● **What is needed**
List every line below containing "this".

........

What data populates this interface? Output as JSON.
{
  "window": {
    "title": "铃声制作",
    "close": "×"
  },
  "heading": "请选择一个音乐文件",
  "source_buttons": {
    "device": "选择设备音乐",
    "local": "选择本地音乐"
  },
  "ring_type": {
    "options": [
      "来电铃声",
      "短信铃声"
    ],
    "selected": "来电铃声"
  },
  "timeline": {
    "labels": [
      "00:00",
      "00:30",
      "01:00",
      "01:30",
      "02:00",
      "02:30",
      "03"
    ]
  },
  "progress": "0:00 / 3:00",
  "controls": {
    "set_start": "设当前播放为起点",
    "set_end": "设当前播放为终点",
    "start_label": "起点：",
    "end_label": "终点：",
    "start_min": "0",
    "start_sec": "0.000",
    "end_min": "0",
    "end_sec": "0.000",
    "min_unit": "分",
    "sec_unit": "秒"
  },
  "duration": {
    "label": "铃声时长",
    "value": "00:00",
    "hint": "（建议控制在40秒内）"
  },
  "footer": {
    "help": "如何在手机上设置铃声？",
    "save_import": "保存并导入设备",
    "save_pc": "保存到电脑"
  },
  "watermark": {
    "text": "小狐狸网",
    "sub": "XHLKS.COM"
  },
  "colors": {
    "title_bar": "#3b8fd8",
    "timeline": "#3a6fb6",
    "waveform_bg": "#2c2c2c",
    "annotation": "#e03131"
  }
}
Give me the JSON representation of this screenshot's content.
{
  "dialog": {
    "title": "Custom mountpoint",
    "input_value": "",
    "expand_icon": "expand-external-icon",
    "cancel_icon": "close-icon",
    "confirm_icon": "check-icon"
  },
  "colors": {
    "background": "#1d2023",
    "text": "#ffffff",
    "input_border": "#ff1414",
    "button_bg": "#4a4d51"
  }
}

........

● **Exercise answer**
What data populates this interface? Output as JSON.
Give me the JSON representation of this screenshot's content.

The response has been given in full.